- Requirements: How many lines of these entries hold the string "which"? Reply with the number alone.

- Records:
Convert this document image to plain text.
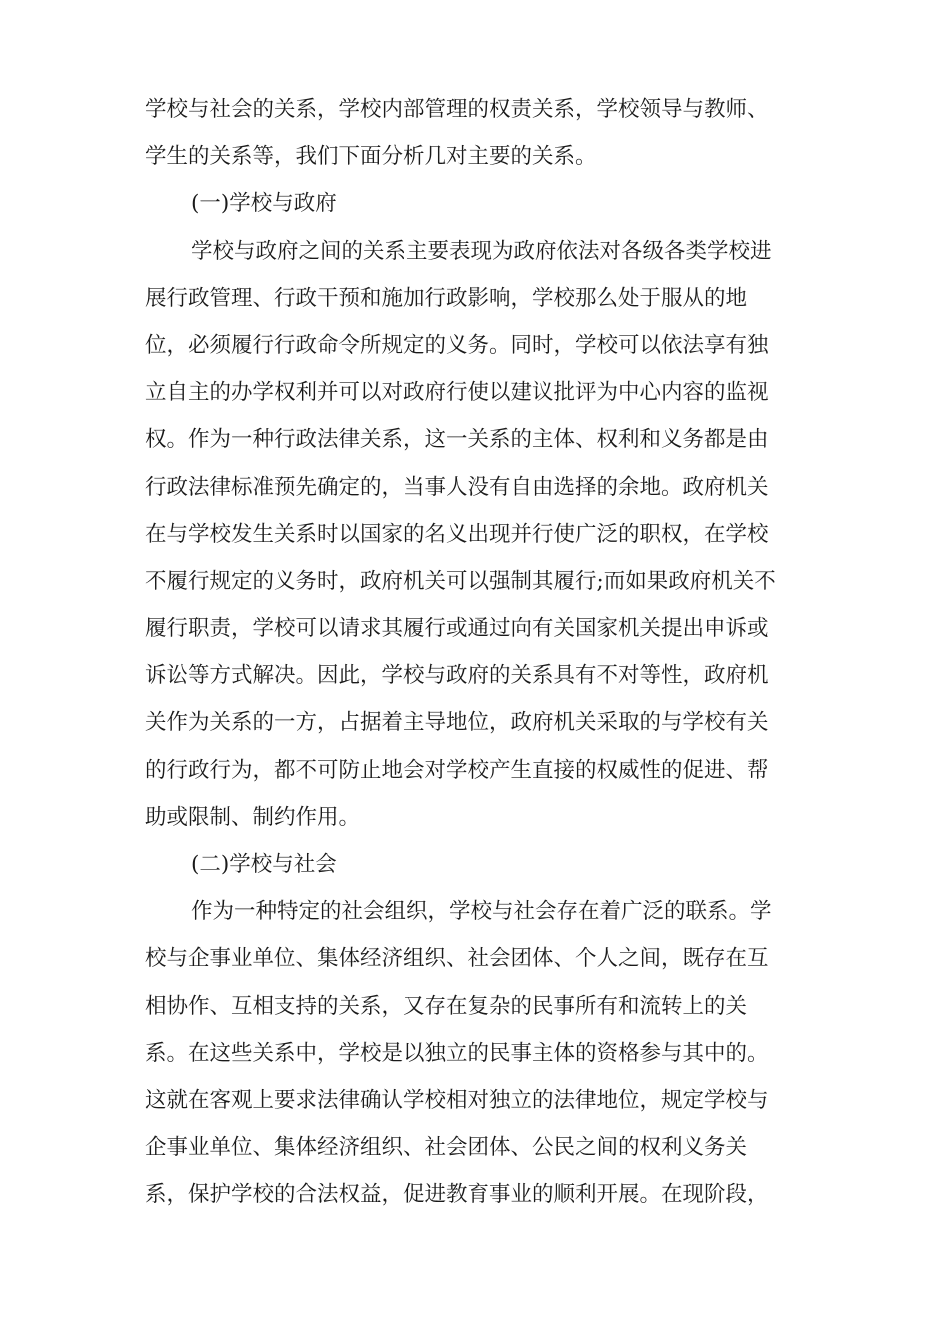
学校与社会的关系，学校内部管理的权责关系，学校领导与教师、
学生的关系等，我们下面分析几对主要的关系。
(一)学校与政府
学校与政府之间的关系主要表现为政府依法对各级各类学校进
展行政管理、行政干预和施加行政影响，学校那么处于服从的地
位，必须履行行政命令所规定的义务。同时，学校可以依法享有独
立自主的办学权利并可以对政府行使以建议批评为中心内容的监视
权。作为一种行政法律关系，这一关系的主体、权利和义务都是由
行政法律标准预先确定的，当事人没有自由选择的余地。政府机关
在与学校发生关系时以国家的名义出现并行使广泛的职权，在学校
不履行规定的义务时，政府机关可以强制其履行;而如果政府机关不
履行职责，学校可以请求其履行或通过向有关国家机关提出申诉或
诉讼等方式解决。因此，学校与政府的关系具有不对等性，政府机
关作为关系的一方，占据着主导地位，政府机关采取的与学校有关
的行政行为，都不可防止地会对学校产生直接的权威性的促进、帮
助或限制、制约作用。
(二)学校与社会
作为一种特定的社会组织，学校与社会存在着广泛的联系。学
校与企事业单位、集体经济组织、社会团体、个人之间，既存在互
相协作、互相支持的关系，又存在复杂的民事所有和流转上的关
系。在这些关系中，学校是以独立的民事主体的资格参与其中的。
这就在客观上要求法律确认学校相对独立的法律地位，规定学校与
企事业单位、集体经济组织、社会团体、公民之间的权利义务关
系，保护学校的合法权益，促进教育事业的顺利开展。在现阶段，
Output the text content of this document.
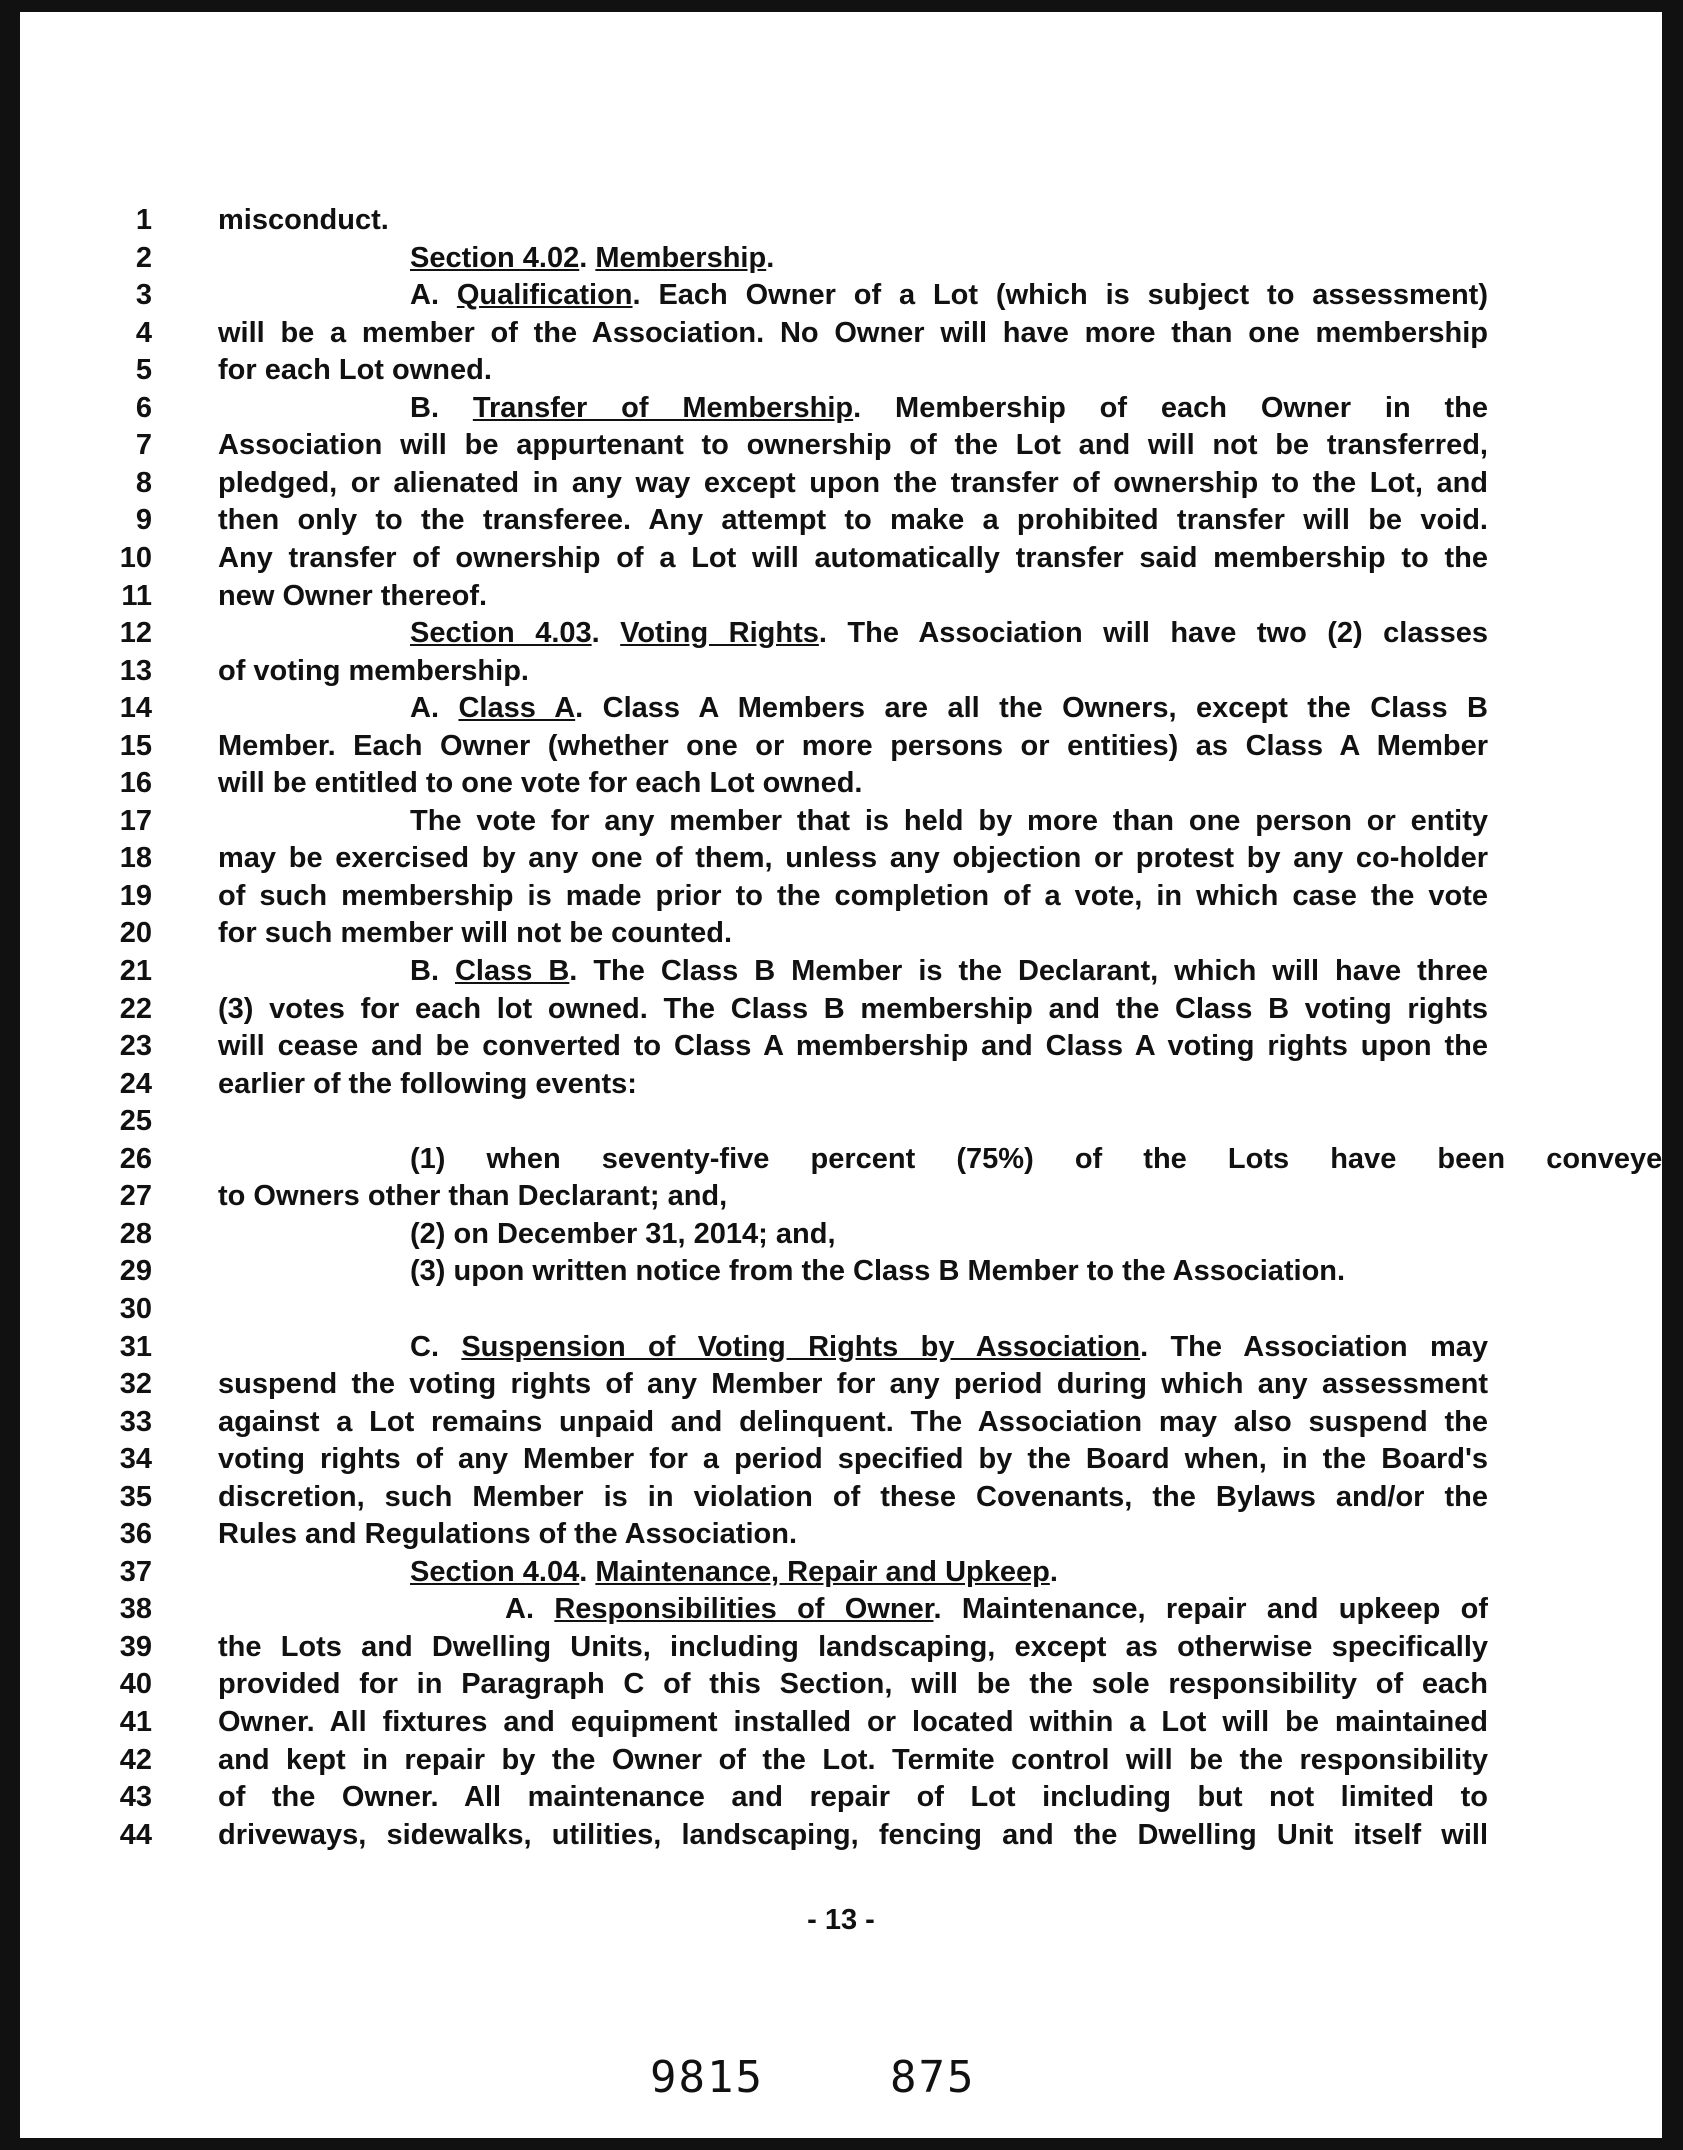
1 misconduct.
2	Section 4.02. Membership.
3	A. Qualification. Each Owner of a Lot (which is subject to assessment)
4 will be a member of the Association. No Owner will have more than one membership
5 for each Lot owned.
6	B. Transfer of Membership. Membership of each Owner in the
7 Association will be appurtenant to ownership of the Lot and will not be transferred,
8 pledged, or alienated in any way except upon the transfer of ownership to the Lot, and
9 then only to the transferee. Any attempt to make a prohibited transfer will be void.
10 Any transfer of ownership of a Lot will automatically transfer said membership to the
11 new Owner thereof.
12	Section 4.03. Voting Rights. The Association will have two (2) classes
13 of voting membership.
14	A. Class A. Class A Members are all the Owners, except the Class B
15 Member. Each Owner (whether one or more persons or entities) as Class A Member
16 will be entitled to one vote for each Lot owned.
17	The vote for any member that is held by more than one person or entity
18 may be exercised by any one of them, unless any objection or protest by any co-holder
19 of such membership is made prior to the completion of a vote, in which case the vote
20 for such member will not be counted.
21	B. Class B. The Class B Member is the Declarant, which will have three
22 (3) votes for each lot owned. The Class B membership and the Class B voting rights
23 will cease and be converted to Class A membership and Class A voting rights upon the
24 earlier of the following events:
25
26	(1) when seventy-five percent (75%) of the Lots have been conveyed
27 to Owners other than Declarant; and,
28	(2) on December 31, 2014; and,
29	(3) upon written notice from the Class B Member to the Association.
30
31	C. Suspension of Voting Rights by Association. The Association may
32 suspend the voting rights of any Member for any period during which any assessment
33 against a Lot remains unpaid and delinquent. The Association may also suspend the
34 voting rights of any Member for a period specified by the Board when, in the Board's
35 discretion, such Member is in violation of these Covenants, the Bylaws and/or the
36 Rules and Regulations of the Association.
37	Section 4.04. Maintenance, Repair and Upkeep.
38	A. Responsibilities of Owner. Maintenance, repair and upkeep of
39 the Lots and Dwelling Units, including landscaping, except as otherwise specifically
40 provided for in Paragraph C of this Section, will be the sole responsibility of each
41 Owner. All fixtures and equipment installed or located within a Lot will be maintained
42 and kept in repair by the Owner of the Lot. Termite control will be the responsibility
43 of the Owner. All maintenance and repair of Lot including but not limited to
44 driveways, sidewalks, utilities, landscaping, fencing and the Dwelling Unit itself will
- 13 -
9815	875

- Full output: 4